#### Work to complete:
Reproduce the listing word for word, from the line containing "Segment this screenshot: for" to the line containing "category-general[interactable]: General <box>38", including both of those lines.

-- Start Recorded information --

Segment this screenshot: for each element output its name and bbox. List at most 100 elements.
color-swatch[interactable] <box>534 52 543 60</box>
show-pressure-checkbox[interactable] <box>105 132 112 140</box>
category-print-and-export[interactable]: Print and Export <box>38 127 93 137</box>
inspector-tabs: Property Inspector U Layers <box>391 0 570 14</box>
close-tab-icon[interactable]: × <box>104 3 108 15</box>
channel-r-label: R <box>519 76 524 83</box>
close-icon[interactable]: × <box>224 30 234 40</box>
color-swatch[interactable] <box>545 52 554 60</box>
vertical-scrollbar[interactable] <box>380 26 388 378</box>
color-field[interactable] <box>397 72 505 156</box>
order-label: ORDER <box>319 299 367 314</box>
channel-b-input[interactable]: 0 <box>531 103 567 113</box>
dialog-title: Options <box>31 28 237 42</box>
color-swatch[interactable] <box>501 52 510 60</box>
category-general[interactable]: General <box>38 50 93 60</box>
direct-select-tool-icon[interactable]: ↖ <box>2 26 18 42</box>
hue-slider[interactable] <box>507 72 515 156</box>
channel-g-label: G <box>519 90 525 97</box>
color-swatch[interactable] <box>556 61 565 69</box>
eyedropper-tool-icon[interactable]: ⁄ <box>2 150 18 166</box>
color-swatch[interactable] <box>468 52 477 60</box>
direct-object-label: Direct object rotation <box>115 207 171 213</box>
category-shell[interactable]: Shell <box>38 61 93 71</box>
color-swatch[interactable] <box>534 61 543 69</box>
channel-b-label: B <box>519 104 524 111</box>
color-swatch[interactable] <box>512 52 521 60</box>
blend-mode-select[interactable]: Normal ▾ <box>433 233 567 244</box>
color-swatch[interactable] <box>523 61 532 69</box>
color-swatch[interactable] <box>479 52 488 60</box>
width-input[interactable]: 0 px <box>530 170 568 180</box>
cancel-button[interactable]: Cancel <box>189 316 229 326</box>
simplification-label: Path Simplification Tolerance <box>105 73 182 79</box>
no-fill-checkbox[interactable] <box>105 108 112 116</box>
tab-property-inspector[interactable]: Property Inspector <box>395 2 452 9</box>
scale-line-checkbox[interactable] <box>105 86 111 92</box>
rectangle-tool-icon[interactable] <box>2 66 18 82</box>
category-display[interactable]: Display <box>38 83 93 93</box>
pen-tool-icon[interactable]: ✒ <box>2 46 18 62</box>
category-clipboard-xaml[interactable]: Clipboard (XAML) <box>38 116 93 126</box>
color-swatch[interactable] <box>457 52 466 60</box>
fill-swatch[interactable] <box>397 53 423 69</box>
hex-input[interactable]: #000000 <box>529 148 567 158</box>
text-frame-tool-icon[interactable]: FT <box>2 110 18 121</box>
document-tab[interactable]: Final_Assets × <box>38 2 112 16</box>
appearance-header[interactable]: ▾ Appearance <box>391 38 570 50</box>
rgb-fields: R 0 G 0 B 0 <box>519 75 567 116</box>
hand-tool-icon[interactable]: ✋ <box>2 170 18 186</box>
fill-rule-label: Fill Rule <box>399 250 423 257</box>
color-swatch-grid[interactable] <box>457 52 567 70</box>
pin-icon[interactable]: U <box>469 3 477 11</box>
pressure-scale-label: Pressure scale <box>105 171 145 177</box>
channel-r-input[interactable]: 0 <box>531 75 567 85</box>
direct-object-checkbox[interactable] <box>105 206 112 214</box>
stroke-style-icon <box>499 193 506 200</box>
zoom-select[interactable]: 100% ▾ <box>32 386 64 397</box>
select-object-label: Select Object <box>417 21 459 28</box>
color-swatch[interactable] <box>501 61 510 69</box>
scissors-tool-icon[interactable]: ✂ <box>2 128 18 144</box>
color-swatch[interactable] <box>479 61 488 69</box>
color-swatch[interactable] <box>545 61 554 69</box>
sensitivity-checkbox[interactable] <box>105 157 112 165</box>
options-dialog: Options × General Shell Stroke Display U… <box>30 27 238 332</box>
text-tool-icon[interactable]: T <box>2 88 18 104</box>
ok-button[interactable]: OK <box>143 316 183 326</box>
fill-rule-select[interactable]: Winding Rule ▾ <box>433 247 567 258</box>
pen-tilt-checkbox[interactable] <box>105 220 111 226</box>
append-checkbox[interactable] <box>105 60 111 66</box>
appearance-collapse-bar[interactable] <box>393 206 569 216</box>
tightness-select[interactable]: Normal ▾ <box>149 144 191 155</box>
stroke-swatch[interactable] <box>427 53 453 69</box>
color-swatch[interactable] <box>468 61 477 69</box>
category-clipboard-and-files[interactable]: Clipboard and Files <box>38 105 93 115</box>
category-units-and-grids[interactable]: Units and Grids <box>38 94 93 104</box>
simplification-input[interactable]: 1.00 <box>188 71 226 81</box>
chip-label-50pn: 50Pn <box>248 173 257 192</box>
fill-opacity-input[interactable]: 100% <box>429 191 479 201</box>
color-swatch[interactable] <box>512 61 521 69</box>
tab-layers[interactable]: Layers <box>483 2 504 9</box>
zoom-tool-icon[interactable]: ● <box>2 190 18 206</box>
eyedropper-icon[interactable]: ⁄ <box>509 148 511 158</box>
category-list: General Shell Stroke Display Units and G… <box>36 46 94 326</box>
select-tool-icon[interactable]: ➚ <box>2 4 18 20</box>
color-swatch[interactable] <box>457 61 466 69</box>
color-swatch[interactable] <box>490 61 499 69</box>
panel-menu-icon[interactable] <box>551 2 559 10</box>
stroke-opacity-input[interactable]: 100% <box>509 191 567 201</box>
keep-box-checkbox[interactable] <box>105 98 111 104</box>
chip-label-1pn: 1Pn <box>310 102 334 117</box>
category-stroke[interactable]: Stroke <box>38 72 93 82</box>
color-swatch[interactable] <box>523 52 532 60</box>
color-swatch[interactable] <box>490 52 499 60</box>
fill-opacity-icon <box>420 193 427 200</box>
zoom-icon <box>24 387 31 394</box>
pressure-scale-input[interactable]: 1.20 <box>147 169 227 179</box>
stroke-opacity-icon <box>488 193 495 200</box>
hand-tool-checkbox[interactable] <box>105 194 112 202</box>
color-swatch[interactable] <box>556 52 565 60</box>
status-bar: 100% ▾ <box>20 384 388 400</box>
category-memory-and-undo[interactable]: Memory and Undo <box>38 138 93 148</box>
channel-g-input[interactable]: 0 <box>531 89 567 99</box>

-- End Recorded information --
-- Start Recorded information --

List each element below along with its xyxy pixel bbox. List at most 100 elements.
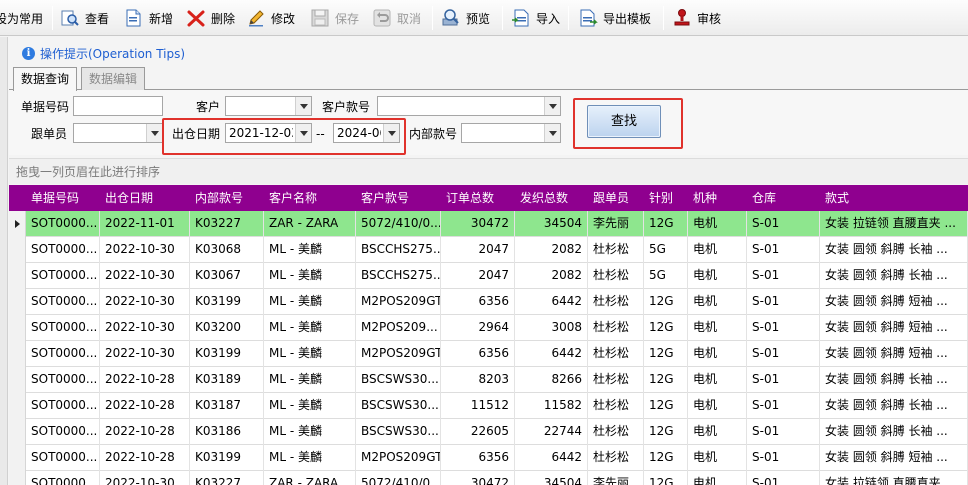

-- End Recorded information --

#### Finished exercise:
Segment this screenshot: for each element output its name and bbox. List at most 100 elements.
color-swatch[interactable] <box>534 52 543 60</box>
show-pressure-checkbox[interactable] <box>105 132 112 140</box>
category-print-and-export[interactable]: Print and Export <box>38 127 93 137</box>
inspector-tabs: Property Inspector U Layers <box>391 0 570 14</box>
close-tab-icon[interactable]: × <box>104 3 108 15</box>
channel-r-label: R <box>519 76 524 83</box>
close-icon[interactable]: × <box>224 30 234 40</box>
color-swatch[interactable] <box>545 52 554 60</box>
vertical-scrollbar[interactable] <box>380 26 388 378</box>
color-field[interactable] <box>397 72 505 156</box>
order-label: ORDER <box>319 299 367 314</box>
channel-b-input[interactable]: 0 <box>531 103 567 113</box>
dialog-title: Options <box>31 28 237 42</box>
color-swatch[interactable] <box>501 52 510 60</box>
category-general[interactable]: General <box>38 50 93 60</box>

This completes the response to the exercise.